## start EXERCISE DATA

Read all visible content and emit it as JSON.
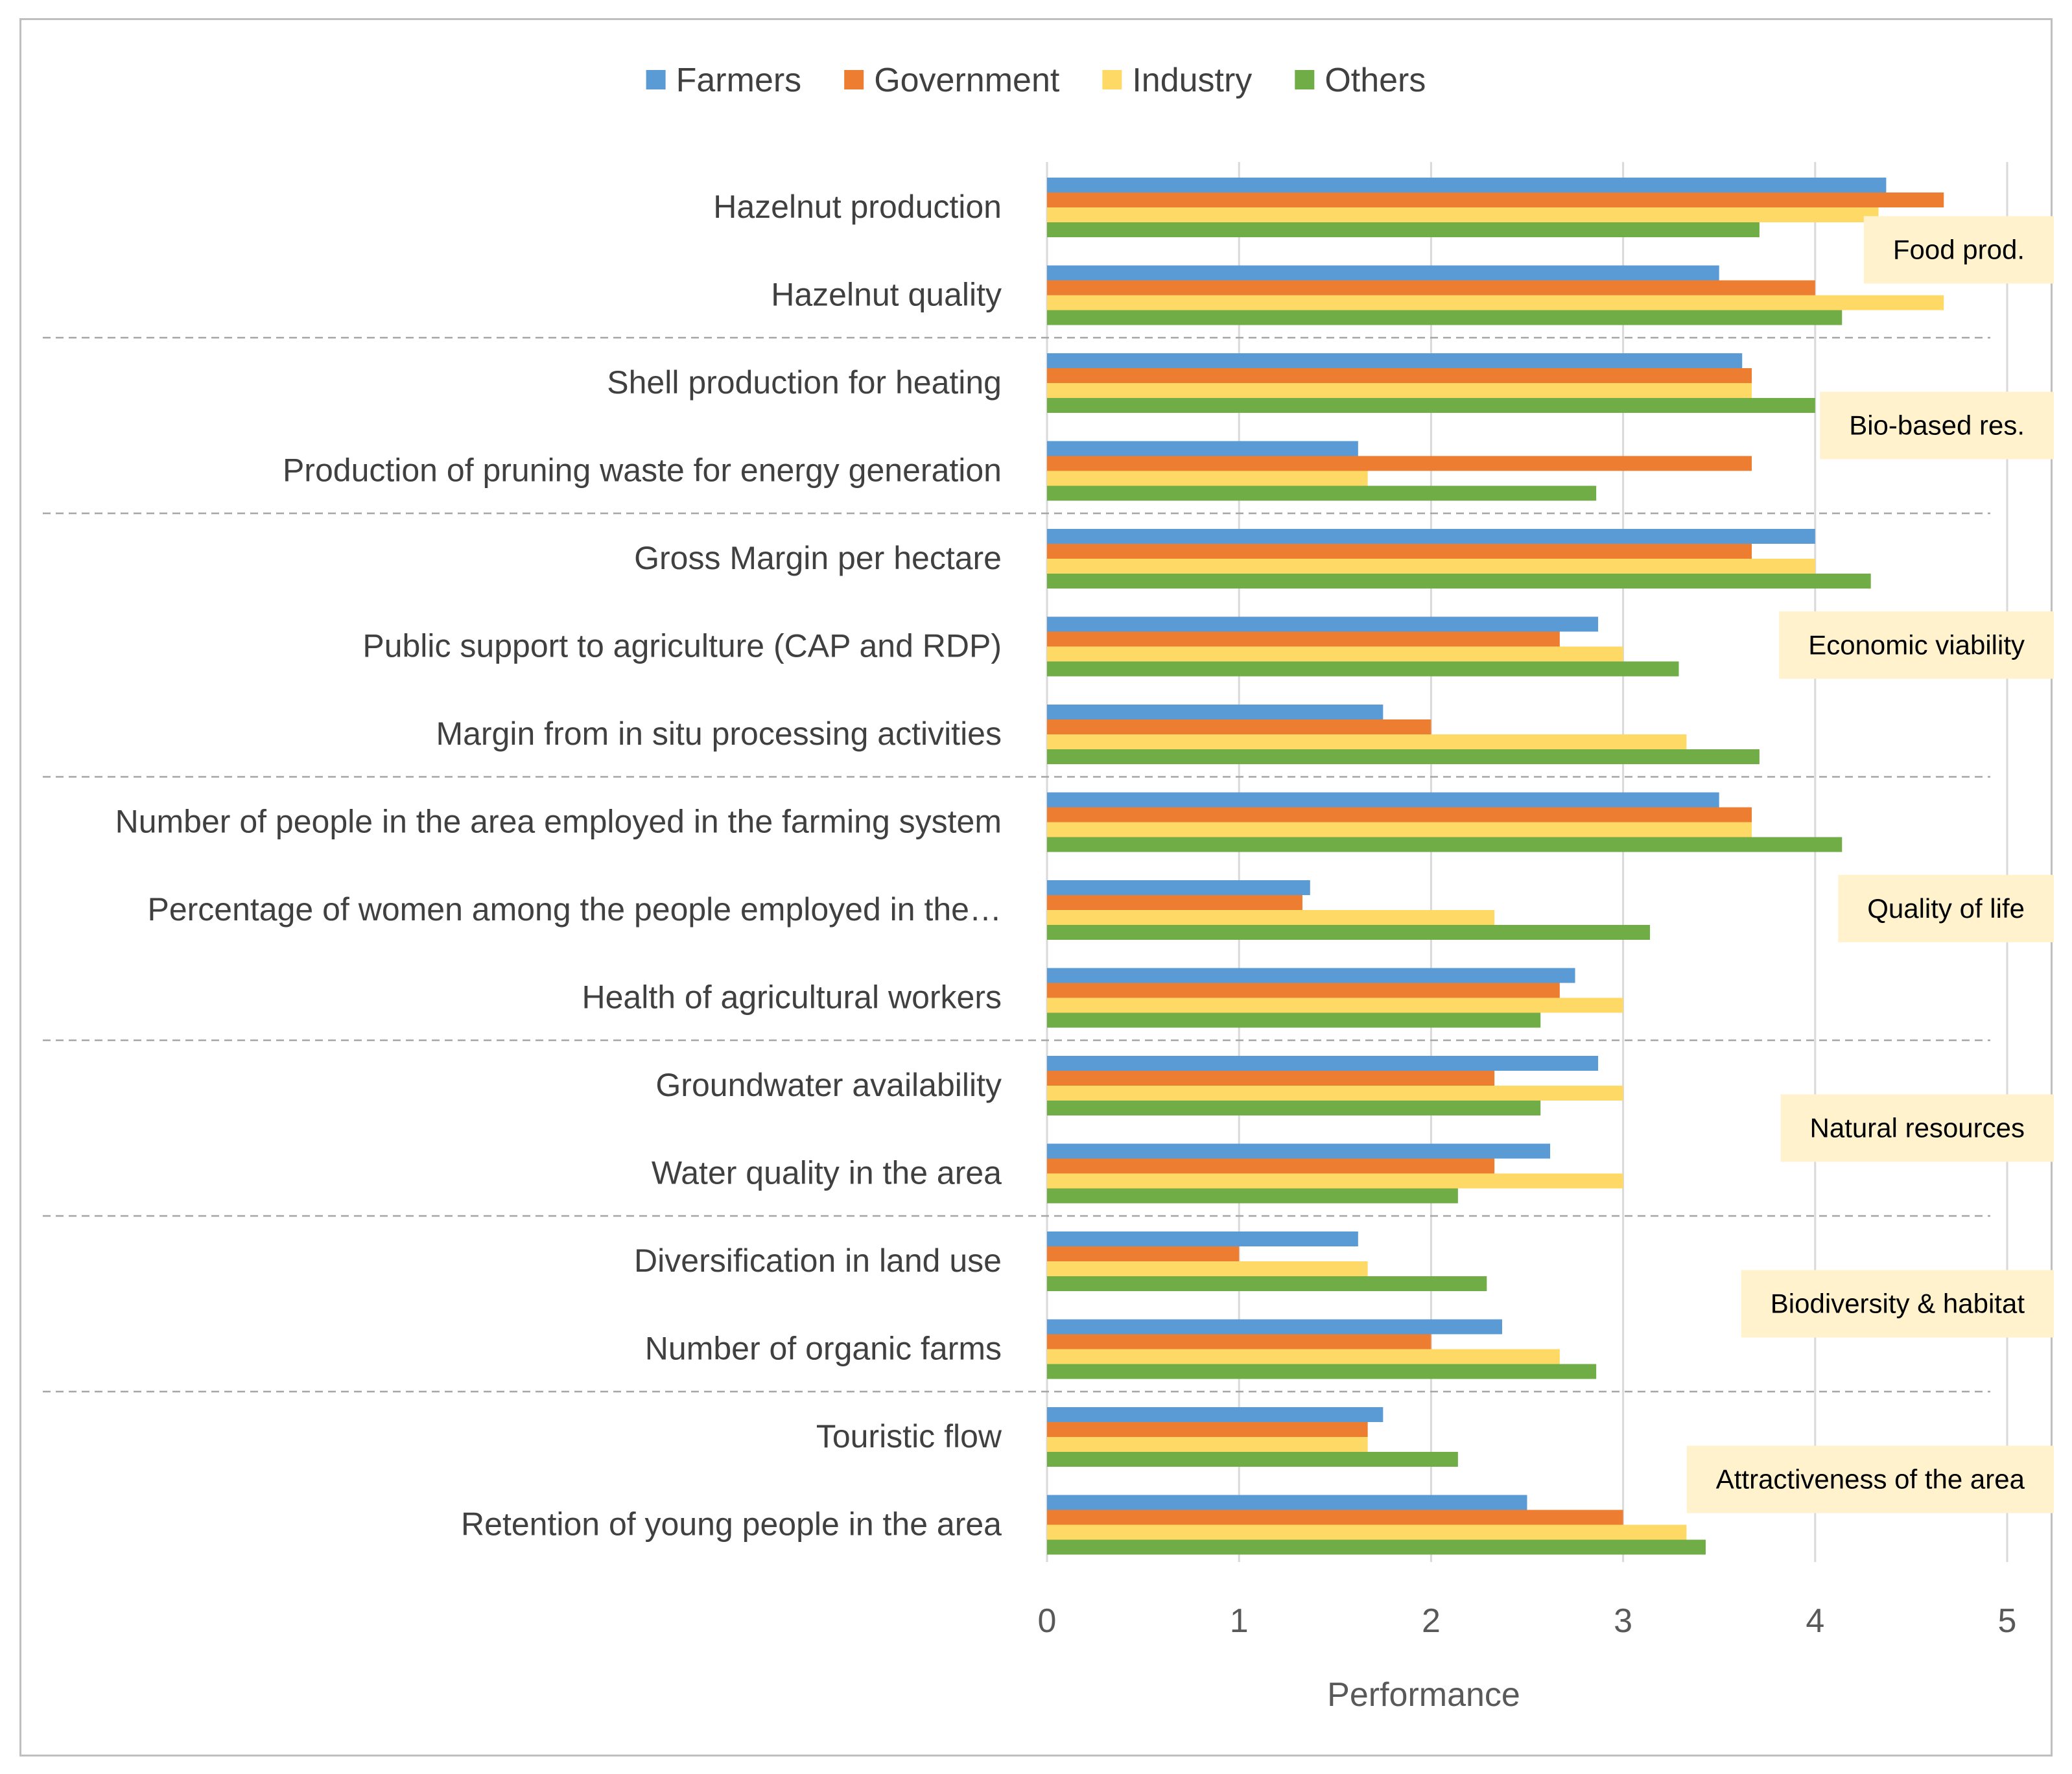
{
  "chart_data": {
    "type": "bar",
    "orientation": "horizontal",
    "xlabel": "Performance",
    "xlim": [
      0,
      5
    ],
    "xticks": [
      "0",
      "1",
      "2",
      "3",
      "4",
      "5"
    ],
    "grid": true,
    "legend_position": "top-center",
    "categories": [
      "Hazelnut production",
      "Hazelnut quality",
      "Shell production for heating",
      "Production of pruning waste for energy generation",
      "Gross Margin per hectare",
      "Public support to agriculture (CAP and RDP)",
      "Margin from in situ processing activities",
      "Number of people in the area employed in the farming system",
      "Percentage of women among the people employed in the…",
      "Health of agricultural workers",
      "Groundwater availability",
      "Water quality in the area",
      "Diversification in land use",
      "Number of organic farms",
      "Touristic flow",
      "Retention of young people in the area"
    ],
    "series": [
      {
        "name": "Farmers",
        "color": "#5b9bd5",
        "values": [
          4.37,
          3.5,
          3.62,
          1.62,
          4.0,
          2.87,
          1.75,
          3.5,
          1.37,
          2.75,
          2.87,
          2.62,
          1.62,
          2.37,
          1.75,
          2.5
        ]
      },
      {
        "name": "Government",
        "color": "#ed7d31",
        "values": [
          4.67,
          4.0,
          3.67,
          3.67,
          3.67,
          2.67,
          2.0,
          3.67,
          1.33,
          2.67,
          2.33,
          2.33,
          1.0,
          2.0,
          1.67,
          3.0
        ]
      },
      {
        "name": "Industry",
        "color": "#ffd966",
        "values": [
          4.33,
          4.67,
          3.67,
          1.67,
          4.0,
          3.0,
          3.33,
          3.67,
          2.33,
          3.0,
          3.0,
          3.0,
          1.67,
          2.67,
          1.67,
          3.33
        ]
      },
      {
        "name": "Others",
        "color": "#70ad47",
        "values": [
          3.71,
          4.14,
          4.0,
          2.86,
          4.29,
          3.29,
          3.71,
          4.14,
          3.14,
          2.57,
          2.57,
          2.14,
          2.29,
          2.86,
          2.14,
          3.43
        ]
      }
    ],
    "groups": [
      {
        "label": "Food prod.",
        "first": 0,
        "last": 1
      },
      {
        "label": "Bio-based res.",
        "first": 2,
        "last": 3
      },
      {
        "label": "Economic viability",
        "first": 4,
        "last": 6
      },
      {
        "label": "Quality of life",
        "first": 7,
        "last": 9
      },
      {
        "label": "Natural resources",
        "first": 10,
        "last": 11
      },
      {
        "label": "Biodiversity & habitat",
        "first": 12,
        "last": 13
      },
      {
        "label": "Attractiveness of the area",
        "first": 14,
        "last": 15
      }
    ],
    "colors": {
      "grid": "#d9d9d9",
      "separator": "#a6a6a6",
      "group_box": "#fff2cc",
      "text": "#404040",
      "axis_text": "#595959"
    }
  }
}
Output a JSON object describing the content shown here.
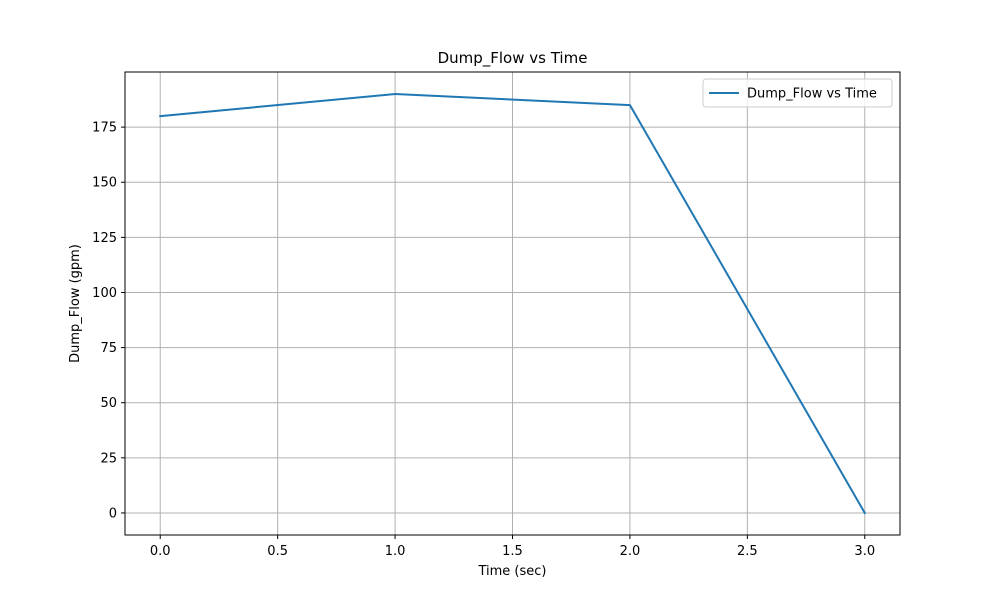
{
  "chart_data": {
    "type": "line",
    "title": "Dump_Flow vs Time",
    "xlabel": "Time (sec)",
    "ylabel": "Dump_Flow (gpm)",
    "xlim": [
      -0.15,
      3.15
    ],
    "ylim": [
      -10,
      200
    ],
    "xticks": [
      0.0,
      0.5,
      1.0,
      1.5,
      2.0,
      2.5,
      3.0
    ],
    "xtick_labels": [
      "0.0",
      "0.5",
      "1.0",
      "1.5",
      "2.0",
      "2.5",
      "3.0"
    ],
    "yticks": [
      0,
      25,
      50,
      75,
      100,
      125,
      150,
      175
    ],
    "ytick_labels": [
      "0",
      "25",
      "50",
      "75",
      "100",
      "125",
      "150",
      "175"
    ],
    "grid": true,
    "legend_position": "top-right",
    "series": [
      {
        "name": "Dump_Flow vs Time",
        "color": "#1f77b4",
        "x": [
          0,
          1,
          2,
          3
        ],
        "y": [
          180,
          190,
          185,
          0
        ]
      }
    ]
  }
}
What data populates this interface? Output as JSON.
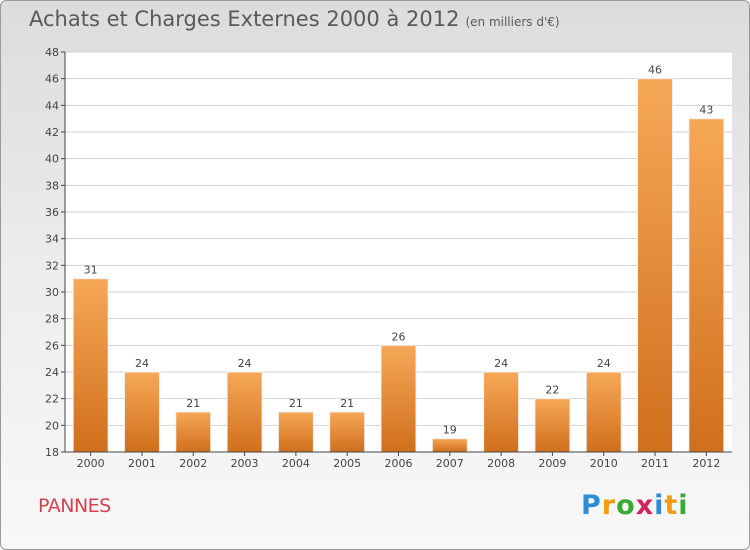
{
  "header": {
    "title": "Achats et Charges Externes 2000 à 2012",
    "subtitle": "(en milliers d'€)"
  },
  "footer": {
    "town": "PANNES"
  },
  "logo": {
    "letters": [
      "P",
      "r",
      "o",
      "x",
      "i",
      "t",
      "i"
    ],
    "colors": [
      "#2e8bd6",
      "#f39c12",
      "#3aa935",
      "#d4245f",
      "#2e8bd6",
      "#f39c12",
      "#3aa935"
    ]
  },
  "chart_data": {
    "type": "bar",
    "title": "Achats et Charges Externes 2000 à 2012",
    "subtitle": "(en milliers d'€)",
    "categories": [
      "2000",
      "2001",
      "2002",
      "2003",
      "2004",
      "2005",
      "2006",
      "2007",
      "2008",
      "2009",
      "2010",
      "2011",
      "2012"
    ],
    "values": [
      31,
      24,
      21,
      24,
      21,
      21,
      26,
      19,
      24,
      22,
      24,
      46,
      43
    ],
    "ylim": [
      18,
      48
    ],
    "yticks": [
      18,
      20,
      22,
      24,
      26,
      28,
      30,
      32,
      34,
      36,
      38,
      40,
      42,
      44,
      46,
      48
    ],
    "grid": true,
    "colors": {
      "bar_top": "#f6a857",
      "bar_bottom": "#d06f1c",
      "grid": "#d2d2d2",
      "axis": "#444444"
    }
  }
}
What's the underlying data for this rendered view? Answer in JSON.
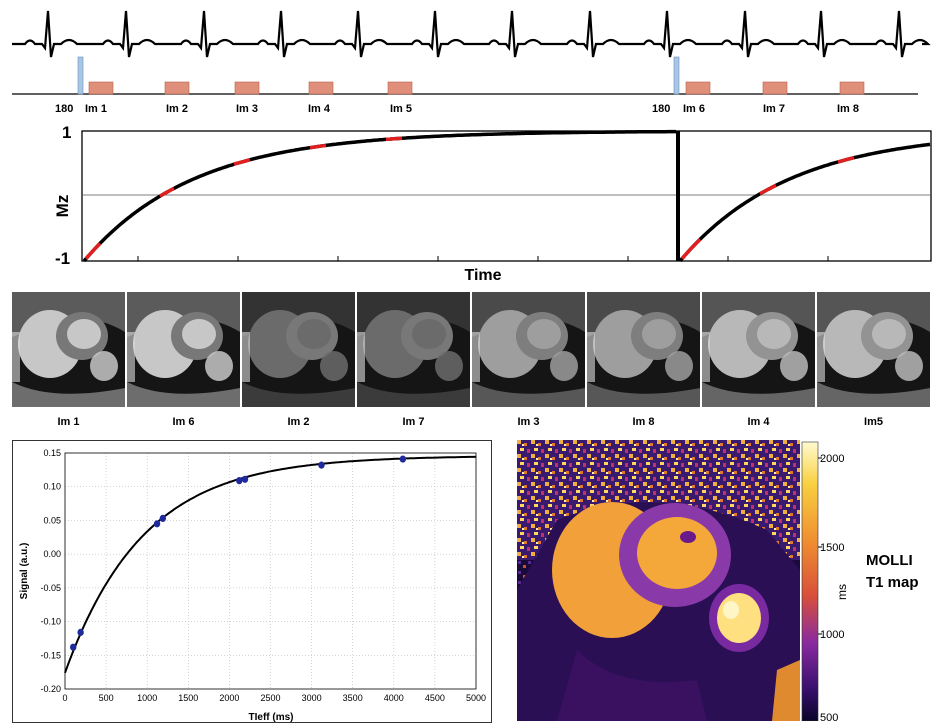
{
  "sequence": {
    "pulse_labels": [
      "180",
      "180"
    ],
    "image_labels": [
      "Im 1",
      "Im 2",
      "Im 3",
      "Im 4",
      "Im 5",
      "Im 6",
      "Im 7",
      "Im 8"
    ],
    "colors": {
      "pulse": "#a7c7e7",
      "readout": "#e0907a",
      "ecg": "#000000"
    }
  },
  "mz_plot": {
    "ylabel": "Mz",
    "xlabel": "Time",
    "ytick_top": "1",
    "ytick_bottom": "-1",
    "highlight_color": "#e02020"
  },
  "images_row": {
    "captions": [
      "Im 1",
      "Im 6",
      "Im 2",
      "Im 7",
      "Im 3",
      "Im 8",
      "Im 4",
      "Im5"
    ],
    "brightness": [
      0.78,
      0.78,
      0.42,
      0.42,
      0.62,
      0.62,
      0.72,
      0.72
    ]
  },
  "chart_data": {
    "type": "scatter",
    "xlabel": "TIeff (ms)",
    "ylabel": "Signal (a.u.)",
    "xlim": [
      0,
      5000
    ],
    "ylim": [
      -0.2,
      0.15
    ],
    "xticks": [
      "0",
      "500",
      "1000",
      "1500",
      "2000",
      "2500",
      "3000",
      "3500",
      "4000",
      "4500",
      "5000"
    ],
    "yticks": [
      "0.15",
      "0.10",
      "0.05",
      "0.00",
      "-0.05",
      "-0.10",
      "-0.15",
      "-0.20"
    ],
    "points": {
      "x": [
        100,
        190,
        1120,
        1190,
        2120,
        2190,
        3120,
        4110
      ],
      "y": [
        -0.138,
        -0.116,
        0.045,
        0.053,
        0.109,
        0.111,
        0.132,
        0.141
      ]
    },
    "fit": {
      "A": 0.146,
      "B": 0.322,
      "T1": 950
    },
    "grid": true,
    "colors": {
      "points": "#1f2a9c",
      "fit": "#000000"
    }
  },
  "t1map": {
    "colorbar_ticks": [
      "2000",
      "1500",
      "1000",
      "500"
    ],
    "unit": "ms",
    "title_line1": "MOLLI",
    "title_line2": "T1 map"
  }
}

## end EXERCISE DATA

**TASK REQUIREMENTS**
Make an exact reproduction of the listing above, without any pictures.

**ANSWER TO THIS PROBLEM**
Read all visible content and emit it as JSON.
{
  "chart_data": {
    "type": "bar",
    "orientation": "horizontal",
    "xlabel": "Performance",
    "xlim": [
      0,
      5
    ],
    "xticks": [
      "0",
      "1",
      "2",
      "3",
      "4",
      "5"
    ],
    "grid": true,
    "legend_position": "top-center",
    "categories": [
      "Hazelnut production",
      "Hazelnut quality",
      "Shell production for heating",
      "Production of pruning waste for energy generation",
      "Gross Margin per hectare",
      "Public support to agriculture (CAP and RDP)",
      "Margin from in situ processing activities",
      "Number of people in the area employed in the farming system",
      "Percentage of women among the people employed in the…",
      "Health of agricultural workers",
      "Groundwater availability",
      "Water quality in the area",
      "Diversification in land use",
      "Number of organic farms",
      "Touristic flow",
      "Retention of young people in the area"
    ],
    "series": [
      {
        "name": "Farmers",
        "color": "#5b9bd5",
        "values": [
          4.37,
          3.5,
          3.62,
          1.62,
          4.0,
          2.87,
          1.75,
          3.5,
          1.37,
          2.75,
          2.87,
          2.62,
          1.62,
          2.37,
          1.75,
          2.5
        ]
      },
      {
        "name": "Government",
        "color": "#ed7d31",
        "values": [
          4.67,
          4.0,
          3.67,
          3.67,
          3.67,
          2.67,
          2.0,
          3.67,
          1.33,
          2.67,
          2.33,
          2.33,
          1.0,
          2.0,
          1.67,
          3.0
        ]
      },
      {
        "name": "Industry",
        "color": "#ffd966",
        "values": [
          4.33,
          4.67,
          3.67,
          1.67,
          4.0,
          3.0,
          3.33,
          3.67,
          2.33,
          3.0,
          3.0,
          3.0,
          1.67,
          2.67,
          1.67,
          3.33
        ]
      },
      {
        "name": "Others",
        "color": "#70ad47",
        "values": [
          3.71,
          4.14,
          4.0,
          2.86,
          4.29,
          3.29,
          3.71,
          4.14,
          3.14,
          2.57,
          2.57,
          2.14,
          2.29,
          2.86,
          2.14,
          3.43
        ]
      }
    ],
    "groups": [
      {
        "label": "Food prod.",
        "first": 0,
        "last": 1
      },
      {
        "label": "Bio-based res.",
        "first": 2,
        "last": 3
      },
      {
        "label": "Economic viability",
        "first": 4,
        "last": 6
      },
      {
        "label": "Quality of life",
        "first": 7,
        "last": 9
      },
      {
        "label": "Natural resources",
        "first": 10,
        "last": 11
      },
      {
        "label": "Biodiversity & habitat",
        "first": 12,
        "last": 13
      },
      {
        "label": "Attractiveness of the area",
        "first": 14,
        "last": 15
      }
    ],
    "colors": {
      "grid": "#d9d9d9",
      "separator": "#a6a6a6",
      "group_box": "#fff2cc",
      "text": "#404040",
      "axis_text": "#595959"
    }
  }
}
Output a JSON object describing the content shown here.
{
  "chart_data": {
    "type": "line",
    "title": "Dump_Flow vs Time",
    "xlabel": "Time (sec)",
    "ylabel": "Dump_Flow (gpm)",
    "xlim": [
      -0.15,
      3.15
    ],
    "ylim": [
      -10,
      200
    ],
    "xticks": [
      0.0,
      0.5,
      1.0,
      1.5,
      2.0,
      2.5,
      3.0
    ],
    "xtick_labels": [
      "0.0",
      "0.5",
      "1.0",
      "1.5",
      "2.0",
      "2.5",
      "3.0"
    ],
    "yticks": [
      0,
      25,
      50,
      75,
      100,
      125,
      150,
      175
    ],
    "ytick_labels": [
      "0",
      "25",
      "50",
      "75",
      "100",
      "125",
      "150",
      "175"
    ],
    "grid": true,
    "legend_position": "top-right",
    "series": [
      {
        "name": "Dump_Flow vs Time",
        "color": "#1f77b4",
        "x": [
          0,
          1,
          2,
          3
        ],
        "y": [
          180,
          190,
          185,
          0
        ]
      }
    ]
  }
}
What data populates this interface? Output as JSON.
{
  "header": {
    "title": "Achats et Charges Externes 2000 à 2012",
    "subtitle": "(en milliers d'€)"
  },
  "footer": {
    "town": "PANNES"
  },
  "logo": {
    "letters": [
      "P",
      "r",
      "o",
      "x",
      "i",
      "t",
      "i"
    ],
    "colors": [
      "#2e8bd6",
      "#f39c12",
      "#3aa935",
      "#d4245f",
      "#2e8bd6",
      "#f39c12",
      "#3aa935"
    ]
  },
  "chart_data": {
    "type": "bar",
    "title": "Achats et Charges Externes 2000 à 2012",
    "subtitle": "(en milliers d'€)",
    "categories": [
      "2000",
      "2001",
      "2002",
      "2003",
      "2004",
      "2005",
      "2006",
      "2007",
      "2008",
      "2009",
      "2010",
      "2011",
      "2012"
    ],
    "values": [
      31,
      24,
      21,
      24,
      21,
      21,
      26,
      19,
      24,
      22,
      24,
      46,
      43
    ],
    "ylim": [
      18,
      48
    ],
    "yticks": [
      18,
      20,
      22,
      24,
      26,
      28,
      30,
      32,
      34,
      36,
      38,
      40,
      42,
      44,
      46,
      48
    ],
    "grid": true,
    "colors": {
      "bar_top": "#f6a857",
      "bar_bottom": "#d06f1c",
      "grid": "#d2d2d2",
      "axis": "#444444"
    }
  }
}
What's the underlying data for this rendered view? Answer in JSON.
{
  "sequence": {
    "pulse_labels": [
      "180",
      "180"
    ],
    "image_labels": [
      "Im 1",
      "Im 2",
      "Im 3",
      "Im 4",
      "Im 5",
      "Im 6",
      "Im 7",
      "Im 8"
    ],
    "colors": {
      "pulse": "#a7c7e7",
      "readout": "#e0907a",
      "ecg": "#000000"
    }
  },
  "mz_plot": {
    "ylabel": "Mz",
    "xlabel": "Time",
    "ytick_top": "1",
    "ytick_bottom": "-1",
    "highlight_color": "#e02020"
  },
  "images_row": {
    "captions": [
      "Im 1",
      "Im 6",
      "Im 2",
      "Im 7",
      "Im 3",
      "Im 8",
      "Im 4",
      "Im5"
    ],
    "brightness": [
      0.78,
      0.78,
      0.42,
      0.42,
      0.62,
      0.62,
      0.72,
      0.72
    ]
  },
  "chart_data": {
    "type": "scatter",
    "xlabel": "TIeff (ms)",
    "ylabel": "Signal (a.u.)",
    "xlim": [
      0,
      5000
    ],
    "ylim": [
      -0.2,
      0.15
    ],
    "xticks": [
      "0",
      "500",
      "1000",
      "1500",
      "2000",
      "2500",
      "3000",
      "3500",
      "4000",
      "4500",
      "5000"
    ],
    "yticks": [
      "0.15",
      "0.10",
      "0.05",
      "0.00",
      "-0.05",
      "-0.10",
      "-0.15",
      "-0.20"
    ],
    "points": {
      "x": [
        100,
        190,
        1120,
        1190,
        2120,
        2190,
        3120,
        4110
      ],
      "y": [
        -0.138,
        -0.116,
        0.045,
        0.053,
        0.109,
        0.111,
        0.132,
        0.141
      ]
    },
    "fit": {
      "A": 0.146,
      "B": 0.322,
      "T1": 950
    },
    "grid": true,
    "colors": {
      "points": "#1f2a9c",
      "fit": "#000000"
    }
  },
  "t1map": {
    "colorbar_ticks": [
      "2000",
      "1500",
      "1000",
      "500"
    ],
    "unit": "ms",
    "title_line1": "MOLLI",
    "title_line2": "T1 map"
  }
}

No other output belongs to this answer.